Exercise description
Return all the data below as it stands, minus the pictures.

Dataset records
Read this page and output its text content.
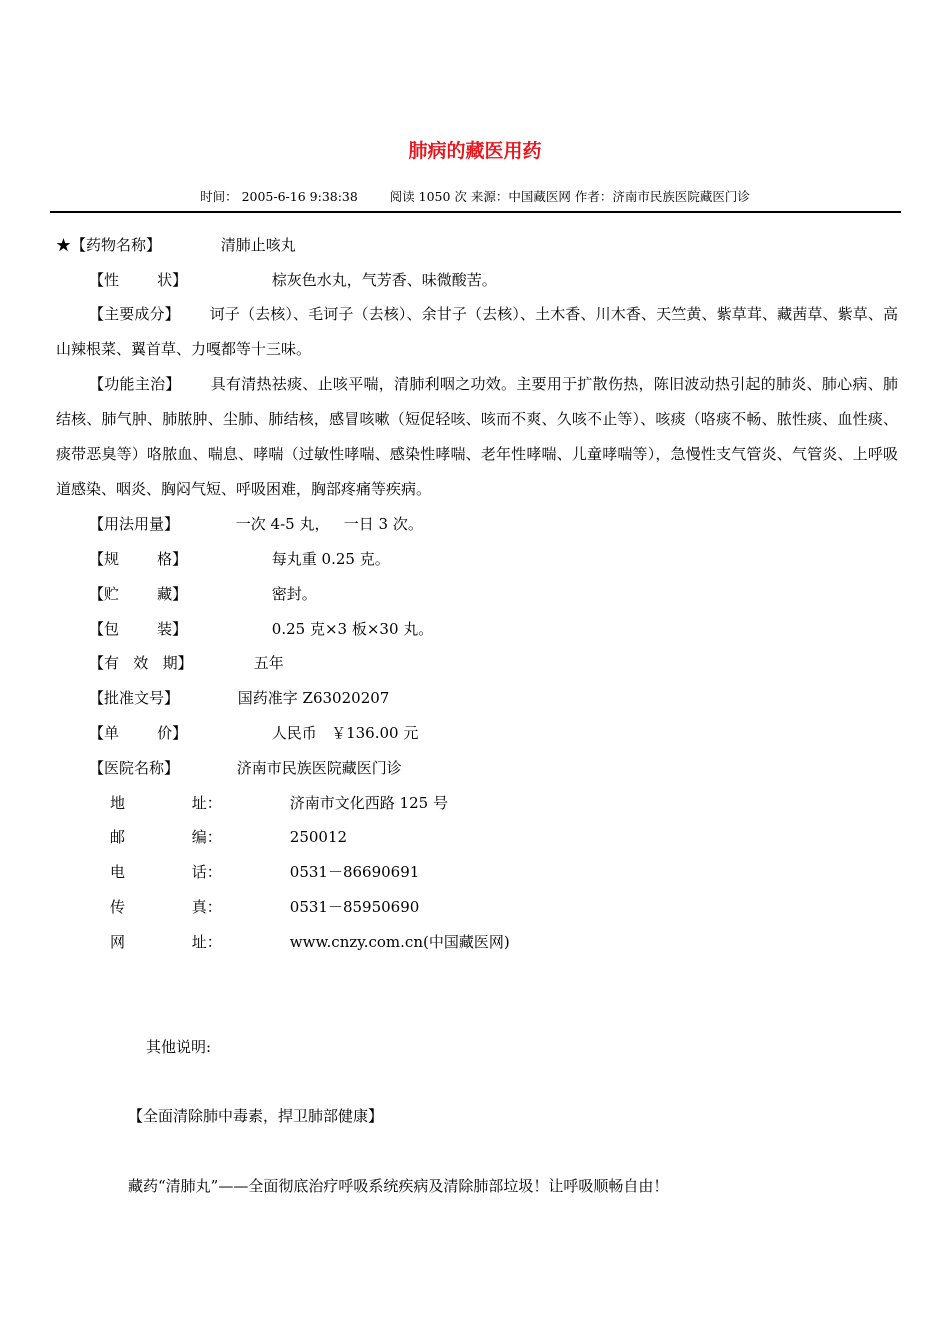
肺病的藏医用药
时间： 2005-6-16 9:38:38	阅读 1050 次 来源：中国藏医网 作者：济南市民族医院藏医门诊
★【药物名称】	清肺止咳丸
【性        状】	棕灰色水丸，气芳香、味微酸苦。
【主要成分】 诃子（去核）、毛诃子（去核）、余甘子（去核）、土木香、川木香、天竺黄、紫草茸、藏茜草、紫草、高山辣根菜、翼首草、力嘎都等十三味。
【功能主治】 具有清热祛痰、止咳平喘，清肺利咽之功效。主要用于扩散伤热，陈旧波动热引起的肺炎、肺心病、肺结核、肺气肿、肺脓肿、尘肺、肺结核，感冒咳嗽（短促轻咳、咳而不爽、久咳不止等）、咳痰（咯痰不畅、脓性痰、血性痰、痰带恶臭等）咯脓血、喘息、哮喘（过敏性哮喘、感染性哮喘、老年性哮喘、儿童哮喘等），急慢性支气管炎、气管炎、上呼吸道感染、咽炎、胸闷气短、呼吸困难，胸部疼痛等疾病。
【用法用量】	一次 4-5 丸，   一日 3 次。
【规        格】	每丸重 0.25 克。
【贮        藏】	密封。
【包        装】	0.25 克×3 板×30 丸。
【有   效   期】	五年
【批准文号】	国药准字 Z63020207
【单        价】	人民币   ￥136.00 元
【医院名称】	济南市民族医院藏医门诊
地              址：	济南市文化西路 125 号
邮              编：	250012
电              话：	0531－86690691
传              真：	0531－85950690
网              址：	www.cnzy.com.cn(中国藏医网)
其他说明:
【全面清除肺中毒素，捍卫肺部健康】
藏药“清肺丸”——全面彻底治疗呼吸系统疾病及清除肺部垃圾！让呼吸顺畅自由！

Right answer
Read this page and output its text content.
肺病的藏医用药
时间： 2005-6-16 9:38:38	阅读 1050 次 来源：中国藏医网 作者：济南市民族医院藏医门诊
★【药物名称】	清肺止咳丸
【性        状】	棕灰色水丸，气芳香、味微酸苦。
【主要成分】 诃子（去核）、毛诃子（去核）、余甘子（去核）、土木香、川木香、天竺黄、紫草茸、藏茜草、紫草、高山辣根菜、翼首草、力嘎都等十三味。
【功能主治】 具有清热祛痰、止咳平喘，清肺利咽之功效。主要用于扩散伤热，陈旧波动热引起的肺炎、肺心病、肺结核、肺气肿、肺脓肿、尘肺、肺结核，感冒咳嗽（短促轻咳、咳而不爽、久咳不止等）、咳痰（咯痰不畅、脓性痰、血性痰、痰带恶臭等）咯脓血、喘息、哮喘（过敏性哮喘、感染性哮喘、老年性哮喘、儿童哮喘等），急慢性支气管炎、气管炎、上呼吸道感染、咽炎、胸闷气短、呼吸困难，胸部疼痛等疾病。
【用法用量】	一次 4-5 丸，   一日 3 次。
【规        格】	每丸重 0.25 克。
【贮        藏】	密封。
【包        装】	0.25 克×3 板×30 丸。
【有   效   期】	五年
【批准文号】	国药准字 Z63020207
【单        价】	人民币   ￥136.00 元
【医院名称】	济南市民族医院藏医门诊
地              址：	济南市文化西路 125 号
邮              编：	250012
电              话：	0531－86690691
传              真：	0531－85950690
网              址：	www.cnzy.com.cn(中国藏医网)
其他说明:
【全面清除肺中毒素，捍卫肺部健康】
藏药“清肺丸”——全面彻底治疗呼吸系统疾病及清除肺部垃圾！让呼吸顺畅自由！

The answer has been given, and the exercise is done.